§ **WHAT TO PRODUCE**
Copy out every record below with complete accuracy.

━━ SUPPLIED RECORDS ━━

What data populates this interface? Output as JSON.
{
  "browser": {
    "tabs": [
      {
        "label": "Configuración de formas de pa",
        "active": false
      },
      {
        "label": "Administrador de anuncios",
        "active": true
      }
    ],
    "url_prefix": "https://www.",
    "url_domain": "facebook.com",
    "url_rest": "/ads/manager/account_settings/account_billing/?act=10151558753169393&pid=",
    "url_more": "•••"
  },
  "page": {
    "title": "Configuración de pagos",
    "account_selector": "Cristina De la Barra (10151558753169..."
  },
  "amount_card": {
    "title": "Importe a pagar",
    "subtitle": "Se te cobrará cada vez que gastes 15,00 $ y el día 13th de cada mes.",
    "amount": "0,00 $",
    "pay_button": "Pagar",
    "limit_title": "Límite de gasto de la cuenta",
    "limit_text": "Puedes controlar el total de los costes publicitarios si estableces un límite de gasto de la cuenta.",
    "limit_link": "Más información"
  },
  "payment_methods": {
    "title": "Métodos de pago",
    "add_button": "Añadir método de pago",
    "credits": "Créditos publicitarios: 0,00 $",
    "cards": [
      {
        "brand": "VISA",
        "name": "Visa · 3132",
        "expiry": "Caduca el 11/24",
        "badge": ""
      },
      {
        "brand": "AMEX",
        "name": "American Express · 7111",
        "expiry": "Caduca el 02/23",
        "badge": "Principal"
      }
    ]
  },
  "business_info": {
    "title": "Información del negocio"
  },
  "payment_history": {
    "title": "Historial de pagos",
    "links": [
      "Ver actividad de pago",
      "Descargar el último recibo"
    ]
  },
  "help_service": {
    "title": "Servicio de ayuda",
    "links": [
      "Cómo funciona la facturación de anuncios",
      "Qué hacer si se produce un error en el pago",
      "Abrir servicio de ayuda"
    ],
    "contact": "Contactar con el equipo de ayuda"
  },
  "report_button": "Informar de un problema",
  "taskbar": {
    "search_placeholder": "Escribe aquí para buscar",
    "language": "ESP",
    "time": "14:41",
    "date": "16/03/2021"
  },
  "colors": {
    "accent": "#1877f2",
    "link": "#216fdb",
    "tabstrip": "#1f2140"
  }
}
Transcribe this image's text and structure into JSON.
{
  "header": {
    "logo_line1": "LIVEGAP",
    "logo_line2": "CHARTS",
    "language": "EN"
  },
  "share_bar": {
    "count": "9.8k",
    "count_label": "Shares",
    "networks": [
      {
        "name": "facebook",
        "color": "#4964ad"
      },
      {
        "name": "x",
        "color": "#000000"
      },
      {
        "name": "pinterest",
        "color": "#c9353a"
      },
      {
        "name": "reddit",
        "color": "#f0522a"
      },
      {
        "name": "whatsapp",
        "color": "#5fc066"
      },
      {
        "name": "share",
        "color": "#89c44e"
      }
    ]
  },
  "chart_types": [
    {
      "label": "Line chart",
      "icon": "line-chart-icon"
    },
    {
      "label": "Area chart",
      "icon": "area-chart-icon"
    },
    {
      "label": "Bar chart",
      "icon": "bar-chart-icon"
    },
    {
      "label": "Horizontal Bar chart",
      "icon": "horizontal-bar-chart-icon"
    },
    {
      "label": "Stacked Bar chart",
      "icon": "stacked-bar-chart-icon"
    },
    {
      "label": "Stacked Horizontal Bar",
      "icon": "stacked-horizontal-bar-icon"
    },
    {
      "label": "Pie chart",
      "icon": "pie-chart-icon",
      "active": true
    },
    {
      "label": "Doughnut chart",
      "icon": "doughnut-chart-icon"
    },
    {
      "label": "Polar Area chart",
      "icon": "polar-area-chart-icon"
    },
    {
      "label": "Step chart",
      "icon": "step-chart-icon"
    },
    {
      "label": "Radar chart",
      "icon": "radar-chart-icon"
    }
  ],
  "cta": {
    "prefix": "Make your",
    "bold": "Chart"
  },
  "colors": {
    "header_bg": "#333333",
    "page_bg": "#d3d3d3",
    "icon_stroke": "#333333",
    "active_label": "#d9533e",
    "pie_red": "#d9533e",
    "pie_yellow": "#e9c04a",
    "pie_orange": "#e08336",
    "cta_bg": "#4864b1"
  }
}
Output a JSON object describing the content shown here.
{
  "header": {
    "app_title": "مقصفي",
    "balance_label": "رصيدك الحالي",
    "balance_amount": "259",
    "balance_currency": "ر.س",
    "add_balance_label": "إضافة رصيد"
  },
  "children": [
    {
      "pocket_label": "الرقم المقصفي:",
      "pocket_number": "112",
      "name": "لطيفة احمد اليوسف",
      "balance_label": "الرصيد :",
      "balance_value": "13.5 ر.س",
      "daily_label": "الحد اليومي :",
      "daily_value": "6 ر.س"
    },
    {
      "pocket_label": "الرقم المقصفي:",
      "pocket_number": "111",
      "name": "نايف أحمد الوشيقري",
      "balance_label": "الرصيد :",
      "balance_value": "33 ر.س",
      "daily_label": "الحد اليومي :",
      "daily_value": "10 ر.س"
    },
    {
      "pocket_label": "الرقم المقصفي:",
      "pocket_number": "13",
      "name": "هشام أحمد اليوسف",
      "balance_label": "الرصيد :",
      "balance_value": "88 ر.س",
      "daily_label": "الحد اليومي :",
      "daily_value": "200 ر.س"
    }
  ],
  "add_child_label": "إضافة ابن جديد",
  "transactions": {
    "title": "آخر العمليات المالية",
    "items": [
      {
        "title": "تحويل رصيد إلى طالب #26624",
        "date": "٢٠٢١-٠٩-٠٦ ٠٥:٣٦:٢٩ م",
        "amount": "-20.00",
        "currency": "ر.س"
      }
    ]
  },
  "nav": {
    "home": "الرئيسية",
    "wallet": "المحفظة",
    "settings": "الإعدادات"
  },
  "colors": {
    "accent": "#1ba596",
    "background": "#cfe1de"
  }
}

━━━

§ **CORRECT ANSWER**
What data populates this interface? Output as JSON.
{
  "browser": {
    "tabs": [
      {
        "label": "Configuración de formas de pa",
        "active": false
      },
      {
        "label": "Administrador de anuncios",
        "active": true
      }
    ],
    "url_prefix": "https://www.",
    "url_domain": "facebook.com",
    "url_rest": "/ads/manager/account_settings/account_billing/?act=10151558753169393&pid=",
    "url_more": "•••"
  },
  "page": {
    "title": "Configuración de pagos",
    "account_selector": "Cristina De la Barra (10151558753169..."
  },
  "amount_card": {
    "title": "Importe a pagar",
    "subtitle": "Se te cobrará cada vez que gastes 15,00 $ y el día 13th de cada mes.",
    "amount": "0,00 $",
    "pay_button": "Pagar",
    "limit_title": "Límite de gasto de la cuenta",
    "limit_text": "Puedes controlar el total de los costes publicitarios si estableces un límite de gasto de la cuenta.",
    "limit_link": "Más información"
  },
  "payment_methods": {
    "title": "Métodos de pago",
    "add_button": "Añadir método de pago",
    "credits": "Créditos publicitarios: 0,00 $",
    "cards": [
      {
        "brand": "VISA",
        "name": "Visa · 3132",
        "expiry": "Caduca el 11/24",
        "badge": ""
      },
      {
        "brand": "AMEX",
        "name": "American Express · 7111",
        "expiry": "Caduca el 02/23",
        "badge": "Principal"
      }
    ]
  },
  "business_info": {
    "title": "Información del negocio"
  },
  "payment_history": {
    "title": "Historial de pagos",
    "links": [
      "Ver actividad de pago",
      "Descargar el último recibo"
    ]
  },
  "help_service": {
    "title": "Servicio de ayuda",
    "links": [
      "Cómo funciona la facturación de anuncios",
      "Qué hacer si se produce un error en el pago",
      "Abrir servicio de ayuda"
    ],
    "contact": "Contactar con el equipo de ayuda"
  },
  "report_button": "Informar de un problema",
  "taskbar": {
    "search_placeholder": "Escribe aquí para buscar",
    "language": "ESP",
    "time": "14:41",
    "date": "16/03/2021"
  },
  "colors": {
    "accent": "#1877f2",
    "link": "#216fdb",
    "tabstrip": "#1f2140"
  }
}
Transcribe this image's text and structure into JSON.
{
  "header": {
    "logo_line1": "LIVEGAP",
    "logo_line2": "CHARTS",
    "language": "EN"
  },
  "share_bar": {
    "count": "9.8k",
    "count_label": "Shares",
    "networks": [
      {
        "name": "facebook",
        "color": "#4964ad"
      },
      {
        "name": "x",
        "color": "#000000"
      },
      {
        "name": "pinterest",
        "color": "#c9353a"
      },
      {
        "name": "reddit",
        "color": "#f0522a"
      },
      {
        "name": "whatsapp",
        "color": "#5fc066"
      },
      {
        "name": "share",
        "color": "#89c44e"
      }
    ]
  },
  "chart_types": [
    {
      "label": "Line chart",
      "icon": "line-chart-icon"
    },
    {
      "label": "Area chart",
      "icon": "area-chart-icon"
    },
    {
      "label": "Bar chart",
      "icon": "bar-chart-icon"
    },
    {
      "label": "Horizontal Bar chart",
      "icon": "horizontal-bar-chart-icon"
    },
    {
      "label": "Stacked Bar chart",
      "icon": "stacked-bar-chart-icon"
    },
    {
      "label": "Stacked Horizontal Bar",
      "icon": "stacked-horizontal-bar-icon"
    },
    {
      "label": "Pie chart",
      "icon": "pie-chart-icon",
      "active": true
    },
    {
      "label": "Doughnut chart",
      "icon": "doughnut-chart-icon"
    },
    {
      "label": "Polar Area chart",
      "icon": "polar-area-chart-icon"
    },
    {
      "label": "Step chart",
      "icon": "step-chart-icon"
    },
    {
      "label": "Radar chart",
      "icon": "radar-chart-icon"
    }
  ],
  "cta": {
    "prefix": "Make your",
    "bold": "Chart"
  },
  "colors": {
    "header_bg": "#333333",
    "page_bg": "#d3d3d3",
    "icon_stroke": "#333333",
    "active_label": "#d9533e",
    "pie_red": "#d9533e",
    "pie_yellow": "#e9c04a",
    "pie_orange": "#e08336",
    "cta_bg": "#4864b1"
  }
}
Output a JSON object describing the content shown here.
{
  "header": {
    "app_title": "مقصفي",
    "balance_label": "رصيدك الحالي",
    "balance_amount": "259",
    "balance_currency": "ر.س",
    "add_balance_label": "إضافة رصيد"
  },
  "children": [
    {
      "pocket_label": "الرقم المقصفي:",
      "pocket_number": "112",
      "name": "لطيفة احمد اليوسف",
      "balance_label": "الرصيد :",
      "balance_value": "13.5 ر.س",
      "daily_label": "الحد اليومي :",
      "daily_value": "6 ر.س"
    },
    {
      "pocket_label": "الرقم المقصفي:",
      "pocket_number": "111",
      "name": "نايف أحمد الوشيقري",
      "balance_label": "الرصيد :",
      "balance_value": "33 ر.س",
      "daily_label": "الحد اليومي :",
      "daily_value": "10 ر.س"
    },
    {
      "pocket_label": "الرقم المقصفي:",
      "pocket_number": "13",
      "name": "هشام أحمد اليوسف",
      "balance_label": "الرصيد :",
      "balance_value": "88 ر.س",
      "daily_label": "الحد اليومي :",
      "daily_value": "200 ر.س"
    }
  ],
  "add_child_label": "إضافة ابن جديد",
  "transactions": {
    "title": "آخر العمليات المالية",
    "items": [
      {
        "title": "تحويل رصيد إلى طالب #26624",
        "date": "٢٠٢١-٠٩-٠٦ ٠٥:٣٦:٢٩ م",
        "amount": "-20.00",
        "currency": "ر.س"
      }
    ]
  },
  "nav": {
    "home": "الرئيسية",
    "wallet": "المحفظة",
    "settings": "الإعدادات"
  },
  "colors": {
    "accent": "#1ba596",
    "background": "#cfe1de"
  }
}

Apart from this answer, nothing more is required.